→ Task statement: Wherever the word "infiziert" appears in a line, extract that line.

Items from a figure collection

--- start ---

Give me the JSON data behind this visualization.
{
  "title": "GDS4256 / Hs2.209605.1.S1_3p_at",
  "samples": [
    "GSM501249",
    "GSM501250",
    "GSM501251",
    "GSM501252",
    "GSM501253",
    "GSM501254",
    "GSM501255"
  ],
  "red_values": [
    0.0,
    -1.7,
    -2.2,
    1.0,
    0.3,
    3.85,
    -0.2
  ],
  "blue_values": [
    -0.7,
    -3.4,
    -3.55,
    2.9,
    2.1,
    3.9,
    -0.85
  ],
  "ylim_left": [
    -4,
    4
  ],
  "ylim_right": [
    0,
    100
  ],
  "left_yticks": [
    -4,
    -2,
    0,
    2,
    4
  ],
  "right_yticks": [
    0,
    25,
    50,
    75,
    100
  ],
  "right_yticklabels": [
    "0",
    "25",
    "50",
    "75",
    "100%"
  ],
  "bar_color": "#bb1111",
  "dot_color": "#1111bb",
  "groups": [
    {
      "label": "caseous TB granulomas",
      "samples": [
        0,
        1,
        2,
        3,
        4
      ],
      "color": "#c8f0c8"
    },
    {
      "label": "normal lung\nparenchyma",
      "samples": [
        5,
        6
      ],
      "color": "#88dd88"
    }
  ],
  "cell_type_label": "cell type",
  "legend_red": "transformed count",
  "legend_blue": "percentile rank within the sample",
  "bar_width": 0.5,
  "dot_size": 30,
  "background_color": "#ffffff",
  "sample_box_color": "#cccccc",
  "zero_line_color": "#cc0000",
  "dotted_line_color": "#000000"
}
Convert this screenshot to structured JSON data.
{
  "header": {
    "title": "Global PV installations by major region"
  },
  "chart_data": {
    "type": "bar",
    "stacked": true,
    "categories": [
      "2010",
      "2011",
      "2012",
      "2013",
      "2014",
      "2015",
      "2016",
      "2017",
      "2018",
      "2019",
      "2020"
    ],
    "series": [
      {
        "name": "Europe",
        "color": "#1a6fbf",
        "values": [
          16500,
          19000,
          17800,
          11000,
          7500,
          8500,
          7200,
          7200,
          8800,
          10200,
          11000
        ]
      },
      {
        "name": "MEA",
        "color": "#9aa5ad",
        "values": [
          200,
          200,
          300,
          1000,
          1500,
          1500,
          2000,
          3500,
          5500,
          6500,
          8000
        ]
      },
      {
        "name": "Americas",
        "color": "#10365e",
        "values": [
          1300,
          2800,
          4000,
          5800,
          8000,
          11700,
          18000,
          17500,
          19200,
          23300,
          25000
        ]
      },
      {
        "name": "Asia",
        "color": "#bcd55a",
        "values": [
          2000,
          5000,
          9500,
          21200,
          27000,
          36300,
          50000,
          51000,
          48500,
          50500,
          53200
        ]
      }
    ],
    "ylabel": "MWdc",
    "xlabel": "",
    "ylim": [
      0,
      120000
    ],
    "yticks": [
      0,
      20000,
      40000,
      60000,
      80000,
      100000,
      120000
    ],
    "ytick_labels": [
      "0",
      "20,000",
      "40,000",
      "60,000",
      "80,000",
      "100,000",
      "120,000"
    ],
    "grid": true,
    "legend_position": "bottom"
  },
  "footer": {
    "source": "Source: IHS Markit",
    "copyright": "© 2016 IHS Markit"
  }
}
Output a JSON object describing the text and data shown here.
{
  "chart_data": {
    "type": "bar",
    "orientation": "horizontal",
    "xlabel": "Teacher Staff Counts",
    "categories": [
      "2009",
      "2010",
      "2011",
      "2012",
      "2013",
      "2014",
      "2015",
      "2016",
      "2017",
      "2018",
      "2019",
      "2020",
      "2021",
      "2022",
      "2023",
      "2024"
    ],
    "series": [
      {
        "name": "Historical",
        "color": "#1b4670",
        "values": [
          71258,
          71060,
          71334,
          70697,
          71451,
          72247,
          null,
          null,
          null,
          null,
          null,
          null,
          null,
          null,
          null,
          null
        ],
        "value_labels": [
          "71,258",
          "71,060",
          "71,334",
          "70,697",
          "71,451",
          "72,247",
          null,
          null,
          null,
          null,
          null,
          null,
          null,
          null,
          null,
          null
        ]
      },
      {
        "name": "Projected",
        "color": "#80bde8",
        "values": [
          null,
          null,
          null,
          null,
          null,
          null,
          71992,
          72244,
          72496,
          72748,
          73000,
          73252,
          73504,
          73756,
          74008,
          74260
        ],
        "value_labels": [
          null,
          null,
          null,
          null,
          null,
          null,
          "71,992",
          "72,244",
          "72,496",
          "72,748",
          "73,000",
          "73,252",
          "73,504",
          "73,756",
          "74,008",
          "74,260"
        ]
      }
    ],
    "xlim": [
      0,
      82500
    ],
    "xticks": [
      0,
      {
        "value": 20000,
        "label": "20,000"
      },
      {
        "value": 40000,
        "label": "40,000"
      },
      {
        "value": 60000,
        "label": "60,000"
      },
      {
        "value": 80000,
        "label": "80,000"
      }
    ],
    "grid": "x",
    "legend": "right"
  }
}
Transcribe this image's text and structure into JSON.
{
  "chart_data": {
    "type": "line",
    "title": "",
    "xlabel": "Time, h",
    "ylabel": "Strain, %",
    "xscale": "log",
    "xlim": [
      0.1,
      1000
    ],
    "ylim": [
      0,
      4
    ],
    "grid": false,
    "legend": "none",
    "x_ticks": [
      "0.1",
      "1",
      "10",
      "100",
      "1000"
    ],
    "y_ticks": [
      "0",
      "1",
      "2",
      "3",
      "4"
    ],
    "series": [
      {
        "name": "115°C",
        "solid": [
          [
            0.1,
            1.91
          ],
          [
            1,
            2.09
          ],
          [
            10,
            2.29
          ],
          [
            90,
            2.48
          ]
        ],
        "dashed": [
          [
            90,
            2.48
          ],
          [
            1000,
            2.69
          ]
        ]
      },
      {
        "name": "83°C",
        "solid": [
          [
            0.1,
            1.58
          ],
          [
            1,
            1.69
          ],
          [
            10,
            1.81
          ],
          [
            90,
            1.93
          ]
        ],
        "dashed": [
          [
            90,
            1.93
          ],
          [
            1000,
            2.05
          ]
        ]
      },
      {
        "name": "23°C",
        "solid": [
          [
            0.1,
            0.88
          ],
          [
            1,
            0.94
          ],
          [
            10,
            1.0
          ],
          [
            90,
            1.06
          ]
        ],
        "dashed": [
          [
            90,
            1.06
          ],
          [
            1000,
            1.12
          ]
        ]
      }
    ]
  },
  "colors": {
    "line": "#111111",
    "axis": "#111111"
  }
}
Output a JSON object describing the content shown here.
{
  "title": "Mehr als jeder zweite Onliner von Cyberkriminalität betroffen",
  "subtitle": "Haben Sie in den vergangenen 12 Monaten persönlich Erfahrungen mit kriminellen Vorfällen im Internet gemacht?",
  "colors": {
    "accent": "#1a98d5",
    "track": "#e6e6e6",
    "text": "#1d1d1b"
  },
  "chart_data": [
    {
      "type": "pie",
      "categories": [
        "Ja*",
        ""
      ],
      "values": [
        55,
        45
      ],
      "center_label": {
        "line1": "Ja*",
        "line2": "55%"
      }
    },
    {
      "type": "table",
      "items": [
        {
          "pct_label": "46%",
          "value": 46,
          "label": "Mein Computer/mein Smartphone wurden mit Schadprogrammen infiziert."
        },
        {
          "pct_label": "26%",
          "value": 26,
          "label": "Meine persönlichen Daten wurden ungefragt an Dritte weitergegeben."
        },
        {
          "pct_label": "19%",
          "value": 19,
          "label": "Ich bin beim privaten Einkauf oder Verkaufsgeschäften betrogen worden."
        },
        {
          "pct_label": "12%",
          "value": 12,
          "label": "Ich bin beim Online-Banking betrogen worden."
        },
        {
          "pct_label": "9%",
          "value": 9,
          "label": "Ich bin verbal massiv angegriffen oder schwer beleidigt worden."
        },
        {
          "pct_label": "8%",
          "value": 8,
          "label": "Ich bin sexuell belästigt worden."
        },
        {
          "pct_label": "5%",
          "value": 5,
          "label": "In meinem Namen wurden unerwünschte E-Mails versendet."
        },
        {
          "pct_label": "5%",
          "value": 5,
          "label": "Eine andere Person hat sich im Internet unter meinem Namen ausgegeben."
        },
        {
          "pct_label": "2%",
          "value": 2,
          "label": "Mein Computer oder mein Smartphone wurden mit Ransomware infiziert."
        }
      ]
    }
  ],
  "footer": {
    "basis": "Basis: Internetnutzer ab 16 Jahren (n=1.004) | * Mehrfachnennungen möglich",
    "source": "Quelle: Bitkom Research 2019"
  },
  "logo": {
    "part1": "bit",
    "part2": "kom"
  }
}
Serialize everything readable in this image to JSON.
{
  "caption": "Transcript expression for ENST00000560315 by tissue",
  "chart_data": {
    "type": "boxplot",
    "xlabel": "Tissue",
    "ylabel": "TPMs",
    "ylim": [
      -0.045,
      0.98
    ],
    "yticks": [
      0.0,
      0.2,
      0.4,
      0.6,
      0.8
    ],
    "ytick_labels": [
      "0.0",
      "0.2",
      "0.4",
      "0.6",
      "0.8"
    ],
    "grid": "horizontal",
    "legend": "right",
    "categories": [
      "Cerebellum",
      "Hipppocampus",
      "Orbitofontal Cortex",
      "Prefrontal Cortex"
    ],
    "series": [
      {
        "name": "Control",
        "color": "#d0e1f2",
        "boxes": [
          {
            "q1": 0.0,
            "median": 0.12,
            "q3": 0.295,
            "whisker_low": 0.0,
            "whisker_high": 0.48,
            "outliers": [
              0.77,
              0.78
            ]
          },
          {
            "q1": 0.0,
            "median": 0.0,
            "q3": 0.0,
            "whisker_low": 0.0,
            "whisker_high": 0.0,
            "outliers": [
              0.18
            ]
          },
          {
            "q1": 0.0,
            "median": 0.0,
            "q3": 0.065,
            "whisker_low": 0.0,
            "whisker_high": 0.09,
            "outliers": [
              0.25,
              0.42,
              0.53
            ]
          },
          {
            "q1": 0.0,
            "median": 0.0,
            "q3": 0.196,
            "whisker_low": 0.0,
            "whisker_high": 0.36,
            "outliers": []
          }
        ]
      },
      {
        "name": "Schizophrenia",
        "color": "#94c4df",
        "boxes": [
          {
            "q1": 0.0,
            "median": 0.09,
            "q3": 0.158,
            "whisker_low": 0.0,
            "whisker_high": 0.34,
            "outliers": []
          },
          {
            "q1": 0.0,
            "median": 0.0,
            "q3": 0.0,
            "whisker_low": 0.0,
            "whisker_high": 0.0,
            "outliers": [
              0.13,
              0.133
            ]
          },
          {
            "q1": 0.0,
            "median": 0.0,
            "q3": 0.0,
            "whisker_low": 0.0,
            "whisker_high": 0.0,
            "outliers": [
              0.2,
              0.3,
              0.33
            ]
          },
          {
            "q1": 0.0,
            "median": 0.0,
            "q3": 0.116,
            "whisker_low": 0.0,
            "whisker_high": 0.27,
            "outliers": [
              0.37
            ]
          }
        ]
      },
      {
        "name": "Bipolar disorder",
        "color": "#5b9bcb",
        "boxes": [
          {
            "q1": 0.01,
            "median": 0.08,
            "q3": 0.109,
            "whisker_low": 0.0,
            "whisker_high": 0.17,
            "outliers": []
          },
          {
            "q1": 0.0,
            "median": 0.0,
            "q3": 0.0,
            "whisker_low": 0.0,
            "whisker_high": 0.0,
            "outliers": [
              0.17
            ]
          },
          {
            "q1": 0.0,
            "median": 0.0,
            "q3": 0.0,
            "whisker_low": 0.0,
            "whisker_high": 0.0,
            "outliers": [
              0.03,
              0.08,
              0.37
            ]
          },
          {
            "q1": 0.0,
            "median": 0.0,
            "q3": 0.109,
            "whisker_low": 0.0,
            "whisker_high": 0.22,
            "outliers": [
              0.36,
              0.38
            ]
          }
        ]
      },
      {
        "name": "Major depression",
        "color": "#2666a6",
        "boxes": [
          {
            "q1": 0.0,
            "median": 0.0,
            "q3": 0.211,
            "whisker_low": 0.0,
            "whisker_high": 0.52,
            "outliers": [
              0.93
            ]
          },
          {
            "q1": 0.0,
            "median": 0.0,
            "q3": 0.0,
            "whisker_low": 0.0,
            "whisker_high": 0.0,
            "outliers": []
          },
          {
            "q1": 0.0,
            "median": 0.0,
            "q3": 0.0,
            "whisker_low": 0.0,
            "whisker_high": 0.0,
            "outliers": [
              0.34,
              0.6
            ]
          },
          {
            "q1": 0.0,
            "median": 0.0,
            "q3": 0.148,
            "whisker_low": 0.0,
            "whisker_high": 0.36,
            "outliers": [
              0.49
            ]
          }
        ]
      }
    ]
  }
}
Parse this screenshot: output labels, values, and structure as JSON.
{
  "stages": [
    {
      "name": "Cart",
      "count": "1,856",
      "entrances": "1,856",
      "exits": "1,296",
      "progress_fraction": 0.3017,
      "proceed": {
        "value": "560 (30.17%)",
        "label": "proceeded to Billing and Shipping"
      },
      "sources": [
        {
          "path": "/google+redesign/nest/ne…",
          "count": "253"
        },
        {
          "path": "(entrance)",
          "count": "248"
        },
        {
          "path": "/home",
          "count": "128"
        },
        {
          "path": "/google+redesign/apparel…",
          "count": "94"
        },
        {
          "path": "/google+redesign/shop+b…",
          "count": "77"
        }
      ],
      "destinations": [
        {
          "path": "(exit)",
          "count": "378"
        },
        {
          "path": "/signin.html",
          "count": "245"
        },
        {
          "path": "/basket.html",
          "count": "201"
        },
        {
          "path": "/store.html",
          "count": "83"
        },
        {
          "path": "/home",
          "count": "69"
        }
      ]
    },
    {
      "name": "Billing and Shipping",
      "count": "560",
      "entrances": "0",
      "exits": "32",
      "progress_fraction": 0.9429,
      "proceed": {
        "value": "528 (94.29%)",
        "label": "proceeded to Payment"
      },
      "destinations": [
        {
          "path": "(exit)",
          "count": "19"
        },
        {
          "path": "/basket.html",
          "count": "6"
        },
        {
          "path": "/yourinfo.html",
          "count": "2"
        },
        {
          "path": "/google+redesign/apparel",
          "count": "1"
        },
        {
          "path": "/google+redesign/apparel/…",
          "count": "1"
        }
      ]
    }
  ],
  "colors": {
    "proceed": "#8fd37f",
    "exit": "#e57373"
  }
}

--- end ---

→ Result of the task:
          "label": "Mein Computer/mein Smartphone wurden mit Schadprogrammen infiziert."
          "label": "Mein Computer oder mein Smartphone wurden mit Ransomware infiziert."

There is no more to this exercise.